--- Begin ---

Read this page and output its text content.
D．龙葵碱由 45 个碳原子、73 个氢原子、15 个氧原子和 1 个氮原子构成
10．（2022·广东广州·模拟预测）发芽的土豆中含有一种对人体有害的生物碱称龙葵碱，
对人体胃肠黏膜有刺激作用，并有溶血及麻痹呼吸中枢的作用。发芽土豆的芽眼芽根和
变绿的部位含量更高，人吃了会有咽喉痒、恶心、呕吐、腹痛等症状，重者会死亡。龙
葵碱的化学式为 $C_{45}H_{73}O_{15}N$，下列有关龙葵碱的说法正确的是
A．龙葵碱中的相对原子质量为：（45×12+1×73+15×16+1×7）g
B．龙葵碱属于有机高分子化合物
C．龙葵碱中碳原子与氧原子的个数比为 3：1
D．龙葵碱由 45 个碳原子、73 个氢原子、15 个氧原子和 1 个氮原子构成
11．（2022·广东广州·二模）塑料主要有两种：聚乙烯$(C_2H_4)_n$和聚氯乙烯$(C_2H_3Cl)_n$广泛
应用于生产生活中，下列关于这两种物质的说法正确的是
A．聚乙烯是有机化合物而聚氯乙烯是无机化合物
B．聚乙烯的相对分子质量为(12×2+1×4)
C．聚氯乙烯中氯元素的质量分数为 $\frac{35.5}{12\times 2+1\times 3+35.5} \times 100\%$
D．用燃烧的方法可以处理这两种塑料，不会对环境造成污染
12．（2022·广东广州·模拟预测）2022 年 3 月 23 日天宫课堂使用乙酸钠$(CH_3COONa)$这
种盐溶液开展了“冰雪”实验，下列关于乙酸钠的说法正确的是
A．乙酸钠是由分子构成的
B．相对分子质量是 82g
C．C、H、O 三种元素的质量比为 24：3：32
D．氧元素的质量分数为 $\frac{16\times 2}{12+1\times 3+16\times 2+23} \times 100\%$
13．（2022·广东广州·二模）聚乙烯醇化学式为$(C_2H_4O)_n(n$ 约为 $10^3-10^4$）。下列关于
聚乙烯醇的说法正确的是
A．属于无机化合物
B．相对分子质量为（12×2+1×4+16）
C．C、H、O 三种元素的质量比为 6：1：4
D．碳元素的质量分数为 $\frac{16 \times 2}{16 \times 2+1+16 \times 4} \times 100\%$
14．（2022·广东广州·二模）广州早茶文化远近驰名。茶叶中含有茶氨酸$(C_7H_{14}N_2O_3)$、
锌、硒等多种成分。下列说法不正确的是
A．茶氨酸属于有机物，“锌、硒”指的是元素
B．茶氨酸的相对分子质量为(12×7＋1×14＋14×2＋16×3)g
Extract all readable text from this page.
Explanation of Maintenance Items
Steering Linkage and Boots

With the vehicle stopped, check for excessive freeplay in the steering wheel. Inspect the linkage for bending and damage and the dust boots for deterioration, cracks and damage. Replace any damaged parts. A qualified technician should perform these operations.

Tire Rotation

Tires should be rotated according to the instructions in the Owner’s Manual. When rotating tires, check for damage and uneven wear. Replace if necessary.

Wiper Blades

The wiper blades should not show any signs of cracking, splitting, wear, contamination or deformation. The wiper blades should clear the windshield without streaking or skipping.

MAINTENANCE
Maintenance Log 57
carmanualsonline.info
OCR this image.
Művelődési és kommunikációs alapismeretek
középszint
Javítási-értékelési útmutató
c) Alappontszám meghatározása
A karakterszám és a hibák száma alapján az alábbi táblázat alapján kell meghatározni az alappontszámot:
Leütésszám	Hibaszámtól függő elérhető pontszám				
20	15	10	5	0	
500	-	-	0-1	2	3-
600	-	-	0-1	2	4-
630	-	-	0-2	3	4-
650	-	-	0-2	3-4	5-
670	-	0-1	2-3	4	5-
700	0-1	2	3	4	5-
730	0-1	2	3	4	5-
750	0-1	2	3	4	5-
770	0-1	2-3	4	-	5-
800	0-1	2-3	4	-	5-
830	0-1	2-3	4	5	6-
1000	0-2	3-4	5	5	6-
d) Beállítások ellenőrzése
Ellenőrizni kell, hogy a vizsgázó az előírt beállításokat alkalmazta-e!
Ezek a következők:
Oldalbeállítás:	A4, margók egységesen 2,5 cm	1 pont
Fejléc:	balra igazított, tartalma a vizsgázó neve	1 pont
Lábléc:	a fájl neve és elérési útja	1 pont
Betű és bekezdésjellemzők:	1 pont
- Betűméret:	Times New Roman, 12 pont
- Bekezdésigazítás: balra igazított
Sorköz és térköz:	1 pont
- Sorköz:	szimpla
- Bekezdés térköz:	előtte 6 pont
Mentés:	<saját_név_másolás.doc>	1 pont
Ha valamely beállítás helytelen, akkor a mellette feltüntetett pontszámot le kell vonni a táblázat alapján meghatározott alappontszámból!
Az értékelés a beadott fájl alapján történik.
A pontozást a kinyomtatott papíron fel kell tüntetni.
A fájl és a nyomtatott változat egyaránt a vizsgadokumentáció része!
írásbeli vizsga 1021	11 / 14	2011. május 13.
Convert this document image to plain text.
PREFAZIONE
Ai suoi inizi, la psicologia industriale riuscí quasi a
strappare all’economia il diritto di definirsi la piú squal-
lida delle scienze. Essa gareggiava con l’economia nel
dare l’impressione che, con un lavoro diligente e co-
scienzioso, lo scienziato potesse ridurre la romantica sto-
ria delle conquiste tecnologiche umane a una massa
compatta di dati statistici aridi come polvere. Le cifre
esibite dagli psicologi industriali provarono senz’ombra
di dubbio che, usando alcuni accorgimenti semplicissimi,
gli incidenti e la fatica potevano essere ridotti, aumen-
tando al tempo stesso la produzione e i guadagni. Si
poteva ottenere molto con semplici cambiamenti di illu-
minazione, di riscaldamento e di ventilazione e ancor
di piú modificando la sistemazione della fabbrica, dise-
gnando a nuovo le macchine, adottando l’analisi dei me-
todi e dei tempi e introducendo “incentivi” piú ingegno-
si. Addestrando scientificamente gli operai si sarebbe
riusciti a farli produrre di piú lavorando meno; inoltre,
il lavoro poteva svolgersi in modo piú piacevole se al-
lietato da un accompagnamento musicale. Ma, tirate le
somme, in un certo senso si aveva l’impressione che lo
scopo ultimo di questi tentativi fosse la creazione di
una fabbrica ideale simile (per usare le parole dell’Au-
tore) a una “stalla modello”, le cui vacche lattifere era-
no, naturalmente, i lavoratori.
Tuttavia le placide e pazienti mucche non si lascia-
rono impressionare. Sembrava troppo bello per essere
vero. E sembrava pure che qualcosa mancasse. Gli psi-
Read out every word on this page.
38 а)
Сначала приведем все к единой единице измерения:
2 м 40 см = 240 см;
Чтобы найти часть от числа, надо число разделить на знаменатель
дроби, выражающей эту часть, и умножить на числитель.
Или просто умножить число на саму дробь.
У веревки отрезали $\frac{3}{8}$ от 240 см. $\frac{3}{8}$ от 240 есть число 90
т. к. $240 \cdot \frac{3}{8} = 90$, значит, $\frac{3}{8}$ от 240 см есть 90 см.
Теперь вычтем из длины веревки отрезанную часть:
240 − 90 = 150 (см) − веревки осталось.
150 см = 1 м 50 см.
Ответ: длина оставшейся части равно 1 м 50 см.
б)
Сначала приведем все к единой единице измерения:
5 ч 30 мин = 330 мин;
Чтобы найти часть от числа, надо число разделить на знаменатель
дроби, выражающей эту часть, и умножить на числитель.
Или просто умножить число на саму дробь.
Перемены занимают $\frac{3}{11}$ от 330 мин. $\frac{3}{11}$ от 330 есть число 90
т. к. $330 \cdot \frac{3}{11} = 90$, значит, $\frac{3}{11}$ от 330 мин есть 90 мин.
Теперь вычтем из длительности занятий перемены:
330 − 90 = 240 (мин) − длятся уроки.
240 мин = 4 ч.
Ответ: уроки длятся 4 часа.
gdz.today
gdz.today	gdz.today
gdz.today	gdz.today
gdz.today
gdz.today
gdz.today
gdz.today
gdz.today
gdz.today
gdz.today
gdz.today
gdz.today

--- End ---

Gather every line from the listing above in which "economia" appears, and copy those lines.

§ WRITTEN REPLY
strappare all’economia il diritto di definirsi la piú squal-
lida delle scienze. Essa gareggiava con l’economia nel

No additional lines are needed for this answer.